▶ _TASK STATEMENT_:
Copy the saved entries below line for line, with no changes.

-- Start RECORD EXCERPTS --

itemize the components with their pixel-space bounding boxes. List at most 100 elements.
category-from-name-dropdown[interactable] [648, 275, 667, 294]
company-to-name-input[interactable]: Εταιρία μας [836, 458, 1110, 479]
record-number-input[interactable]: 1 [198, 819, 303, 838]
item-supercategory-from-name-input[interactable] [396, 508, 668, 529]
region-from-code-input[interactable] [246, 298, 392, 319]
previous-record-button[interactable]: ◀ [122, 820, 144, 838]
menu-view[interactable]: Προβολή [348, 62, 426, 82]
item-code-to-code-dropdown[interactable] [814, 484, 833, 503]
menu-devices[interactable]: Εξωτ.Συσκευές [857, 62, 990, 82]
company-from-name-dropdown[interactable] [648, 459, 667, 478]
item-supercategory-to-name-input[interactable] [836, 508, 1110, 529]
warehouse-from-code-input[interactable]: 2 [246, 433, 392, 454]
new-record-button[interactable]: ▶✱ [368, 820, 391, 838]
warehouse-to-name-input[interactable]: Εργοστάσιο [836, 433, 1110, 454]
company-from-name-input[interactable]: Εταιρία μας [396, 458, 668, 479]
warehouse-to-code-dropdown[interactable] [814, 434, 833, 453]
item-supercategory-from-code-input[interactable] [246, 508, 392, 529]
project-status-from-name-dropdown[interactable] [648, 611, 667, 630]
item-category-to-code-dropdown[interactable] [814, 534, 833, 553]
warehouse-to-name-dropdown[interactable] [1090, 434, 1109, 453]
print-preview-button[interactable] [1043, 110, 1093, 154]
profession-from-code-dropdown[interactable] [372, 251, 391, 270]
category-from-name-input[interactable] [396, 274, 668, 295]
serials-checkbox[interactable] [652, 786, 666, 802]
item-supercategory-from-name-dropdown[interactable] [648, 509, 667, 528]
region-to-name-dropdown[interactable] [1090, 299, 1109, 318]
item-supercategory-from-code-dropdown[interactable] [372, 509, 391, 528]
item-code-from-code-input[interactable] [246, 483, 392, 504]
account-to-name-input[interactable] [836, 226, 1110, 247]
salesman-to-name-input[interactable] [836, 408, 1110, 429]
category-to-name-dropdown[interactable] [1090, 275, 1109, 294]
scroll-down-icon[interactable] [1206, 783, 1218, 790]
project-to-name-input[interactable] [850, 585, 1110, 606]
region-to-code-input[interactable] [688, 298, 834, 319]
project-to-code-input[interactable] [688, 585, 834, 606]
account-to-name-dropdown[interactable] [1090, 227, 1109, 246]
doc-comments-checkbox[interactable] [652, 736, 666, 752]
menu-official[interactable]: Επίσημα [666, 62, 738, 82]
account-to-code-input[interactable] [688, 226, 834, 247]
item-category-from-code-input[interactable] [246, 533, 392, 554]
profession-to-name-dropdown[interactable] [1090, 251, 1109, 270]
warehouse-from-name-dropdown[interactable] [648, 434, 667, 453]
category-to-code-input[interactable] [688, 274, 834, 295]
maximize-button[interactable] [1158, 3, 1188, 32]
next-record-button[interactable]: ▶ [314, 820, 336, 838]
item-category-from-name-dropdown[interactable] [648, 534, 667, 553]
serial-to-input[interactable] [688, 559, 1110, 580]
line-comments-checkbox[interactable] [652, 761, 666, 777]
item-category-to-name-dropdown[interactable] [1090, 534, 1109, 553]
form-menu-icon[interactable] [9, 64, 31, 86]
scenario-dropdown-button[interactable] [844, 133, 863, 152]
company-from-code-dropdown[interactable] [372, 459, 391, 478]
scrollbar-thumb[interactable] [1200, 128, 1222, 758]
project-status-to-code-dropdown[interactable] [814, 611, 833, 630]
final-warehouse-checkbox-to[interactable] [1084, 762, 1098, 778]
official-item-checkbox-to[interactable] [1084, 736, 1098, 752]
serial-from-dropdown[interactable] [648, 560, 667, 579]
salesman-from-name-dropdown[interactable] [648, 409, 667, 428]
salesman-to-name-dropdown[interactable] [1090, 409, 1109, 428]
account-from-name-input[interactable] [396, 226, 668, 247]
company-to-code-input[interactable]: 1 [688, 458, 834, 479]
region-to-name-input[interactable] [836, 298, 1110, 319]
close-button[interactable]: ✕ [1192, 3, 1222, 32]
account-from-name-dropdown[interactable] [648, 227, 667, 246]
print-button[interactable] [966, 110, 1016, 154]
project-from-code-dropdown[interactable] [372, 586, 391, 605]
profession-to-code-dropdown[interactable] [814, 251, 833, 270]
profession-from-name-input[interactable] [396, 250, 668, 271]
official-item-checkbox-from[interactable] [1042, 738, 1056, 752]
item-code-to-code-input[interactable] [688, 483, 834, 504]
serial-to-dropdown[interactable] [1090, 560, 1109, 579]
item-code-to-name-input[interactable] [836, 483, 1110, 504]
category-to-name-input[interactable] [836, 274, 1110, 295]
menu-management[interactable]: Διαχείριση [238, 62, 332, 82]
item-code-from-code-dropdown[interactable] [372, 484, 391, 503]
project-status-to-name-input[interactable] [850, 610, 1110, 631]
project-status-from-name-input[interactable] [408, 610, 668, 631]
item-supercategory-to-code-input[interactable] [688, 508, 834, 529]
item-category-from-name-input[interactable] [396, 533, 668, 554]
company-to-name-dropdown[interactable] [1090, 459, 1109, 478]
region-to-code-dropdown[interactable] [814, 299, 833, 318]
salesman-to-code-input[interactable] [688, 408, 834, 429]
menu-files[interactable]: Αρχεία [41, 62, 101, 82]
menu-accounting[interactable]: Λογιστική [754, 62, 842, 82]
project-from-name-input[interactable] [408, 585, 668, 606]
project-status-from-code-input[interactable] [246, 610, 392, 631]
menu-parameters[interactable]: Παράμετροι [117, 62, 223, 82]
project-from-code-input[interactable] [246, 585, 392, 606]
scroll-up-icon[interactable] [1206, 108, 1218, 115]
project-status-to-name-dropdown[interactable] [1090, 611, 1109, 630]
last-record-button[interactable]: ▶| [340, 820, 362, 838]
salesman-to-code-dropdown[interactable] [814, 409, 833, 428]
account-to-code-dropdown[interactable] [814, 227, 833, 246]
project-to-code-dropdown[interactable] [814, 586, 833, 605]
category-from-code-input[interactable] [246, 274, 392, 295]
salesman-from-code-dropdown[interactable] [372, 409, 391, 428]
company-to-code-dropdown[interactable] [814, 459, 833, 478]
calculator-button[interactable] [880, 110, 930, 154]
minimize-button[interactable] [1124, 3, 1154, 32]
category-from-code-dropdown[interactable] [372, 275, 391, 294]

-- End RECORD EXCERPTS --

▶ _RESULT FOR THIS EXERCISE_:
itemize the components with their pixel-space bounding boxes. List at most 100 elements.
category-from-name-dropdown[interactable] [648, 275, 667, 294]
company-to-name-input[interactable]: Εταιρία μας [836, 458, 1110, 479]
record-number-input[interactable]: 1 [198, 819, 303, 838]
item-supercategory-from-name-input[interactable] [396, 508, 668, 529]
region-from-code-input[interactable] [246, 298, 392, 319]
previous-record-button[interactable]: ◀ [122, 820, 144, 838]
menu-view[interactable]: Προβολή [348, 62, 426, 82]
item-code-to-code-dropdown[interactable] [814, 484, 833, 503]
menu-devices[interactable]: Εξωτ.Συσκευές [857, 62, 990, 82]
company-from-name-dropdown[interactable] [648, 459, 667, 478]
item-supercategory-to-name-input[interactable] [836, 508, 1110, 529]
warehouse-from-code-input[interactable]: 2 [246, 433, 392, 454]
new-record-button[interactable]: ▶✱ [368, 820, 391, 838]
warehouse-to-name-input[interactable]: Εργοστάσιο [836, 433, 1110, 454]
company-from-name-input[interactable]: Εταιρία μας [396, 458, 668, 479]
warehouse-to-code-dropdown[interactable] [814, 434, 833, 453]
item-supercategory-from-code-input[interactable] [246, 508, 392, 529]
project-status-from-name-dropdown[interactable] [648, 611, 667, 630]
item-category-to-code-dropdown[interactable] [814, 534, 833, 553]
warehouse-to-name-dropdown[interactable] [1090, 434, 1109, 453]
print-preview-button[interactable] [1043, 110, 1093, 154]
profession-from-code-dropdown[interactable] [372, 251, 391, 270]
category-from-name-input[interactable] [396, 274, 668, 295]
serials-checkbox[interactable] [652, 786, 666, 802]
item-supercategory-from-name-dropdown[interactable] [648, 509, 667, 528]
region-to-name-dropdown[interactable] [1090, 299, 1109, 318]
item-supercategory-from-code-dropdown[interactable] [372, 509, 391, 528]
item-code-from-code-input[interactable] [246, 483, 392, 504]
account-to-name-input[interactable] [836, 226, 1110, 247]
salesman-to-name-input[interactable] [836, 408, 1110, 429]
category-to-name-dropdown[interactable] [1090, 275, 1109, 294]
scroll-down-icon[interactable] [1206, 783, 1218, 790]
project-to-name-input[interactable] [850, 585, 1110, 606]
region-to-code-input[interactable] [688, 298, 834, 319]
project-to-code-input[interactable] [688, 585, 834, 606]
account-to-name-dropdown[interactable] [1090, 227, 1109, 246]
doc-comments-checkbox[interactable] [652, 736, 666, 752]
menu-official[interactable]: Επίσημα [666, 62, 738, 82]
account-to-code-input[interactable] [688, 226, 834, 247]
item-category-from-code-input[interactable] [246, 533, 392, 554]
profession-to-name-dropdown[interactable] [1090, 251, 1109, 270]
warehouse-from-name-dropdown[interactable] [648, 434, 667, 453]
category-to-code-input[interactable] [688, 274, 834, 295]
maximize-button[interactable] [1158, 3, 1188, 32]
next-record-button[interactable]: ▶ [314, 820, 336, 838]
item-category-from-name-dropdown[interactable] [648, 534, 667, 553]
serial-to-input[interactable] [688, 559, 1110, 580]
line-comments-checkbox[interactable] [652, 761, 666, 777]
item-category-to-name-dropdown[interactable] [1090, 534, 1109, 553]
form-menu-icon[interactable] [9, 64, 31, 86]
scenario-dropdown-button[interactable] [844, 133, 863, 152]
company-from-code-dropdown[interactable] [372, 459, 391, 478]
scrollbar-thumb[interactable] [1200, 128, 1222, 758]
project-status-to-code-dropdown[interactable] [814, 611, 833, 630]
final-warehouse-checkbox-to[interactable] [1084, 762, 1098, 778]
official-item-checkbox-to[interactable] [1084, 736, 1098, 752]
serial-from-dropdown[interactable] [648, 560, 667, 579]
salesman-from-name-dropdown[interactable] [648, 409, 667, 428]
salesman-to-name-dropdown[interactable] [1090, 409, 1109, 428]
account-from-name-input[interactable] [396, 226, 668, 247]
company-to-code-input[interactable]: 1 [688, 458, 834, 479]
region-to-name-input[interactable] [836, 298, 1110, 319]
close-button[interactable]: ✕ [1192, 3, 1222, 32]
account-from-name-dropdown[interactable] [648, 227, 667, 246]
print-button[interactable] [966, 110, 1016, 154]
project-from-code-dropdown[interactable] [372, 586, 391, 605]
profession-to-code-dropdown[interactable] [814, 251, 833, 270]
profession-from-name-input[interactable] [396, 250, 668, 271]
official-item-checkbox-from[interactable] [1042, 738, 1056, 752]
item-code-to-code-input[interactable] [688, 483, 834, 504]
serial-to-dropdown[interactable] [1090, 560, 1109, 579]
item-code-to-name-input[interactable] [836, 483, 1110, 504]
category-to-name-input[interactable] [836, 274, 1110, 295]
menu-management[interactable]: Διαχείριση [238, 62, 332, 82]
item-code-from-code-dropdown[interactable] [372, 484, 391, 503]
project-status-to-name-input[interactable] [850, 610, 1110, 631]
project-status-from-name-input[interactable] [408, 610, 668, 631]
item-supercategory-to-code-input[interactable] [688, 508, 834, 529]
item-category-from-name-input[interactable] [396, 533, 668, 554]
company-to-name-dropdown[interactable] [1090, 459, 1109, 478]
region-to-code-dropdown[interactable] [814, 299, 833, 318]
salesman-to-code-input[interactable] [688, 408, 834, 429]
menu-files[interactable]: Αρχεία [41, 62, 101, 82]
menu-accounting[interactable]: Λογιστική [754, 62, 842, 82]
project-from-name-input[interactable] [408, 585, 668, 606]
project-status-from-code-input[interactable] [246, 610, 392, 631]
menu-parameters[interactable]: Παράμετροι [117, 62, 223, 82]
project-from-code-input[interactable] [246, 585, 392, 606]
scroll-up-icon[interactable] [1206, 108, 1218, 115]
project-status-to-name-dropdown[interactable] [1090, 611, 1109, 630]
last-record-button[interactable]: ▶| [340, 820, 362, 838]
salesman-to-code-dropdown[interactable] [814, 409, 833, 428]
account-to-code-dropdown[interactable] [814, 227, 833, 246]
project-to-code-dropdown[interactable] [814, 586, 833, 605]
category-from-code-input[interactable] [246, 274, 392, 295]
salesman-from-code-dropdown[interactable] [372, 409, 391, 428]
company-to-code-dropdown[interactable] [814, 459, 833, 478]
calculator-button[interactable] [880, 110, 930, 154]
minimize-button[interactable] [1124, 3, 1154, 32]
category-from-code-dropdown[interactable] [372, 275, 391, 294]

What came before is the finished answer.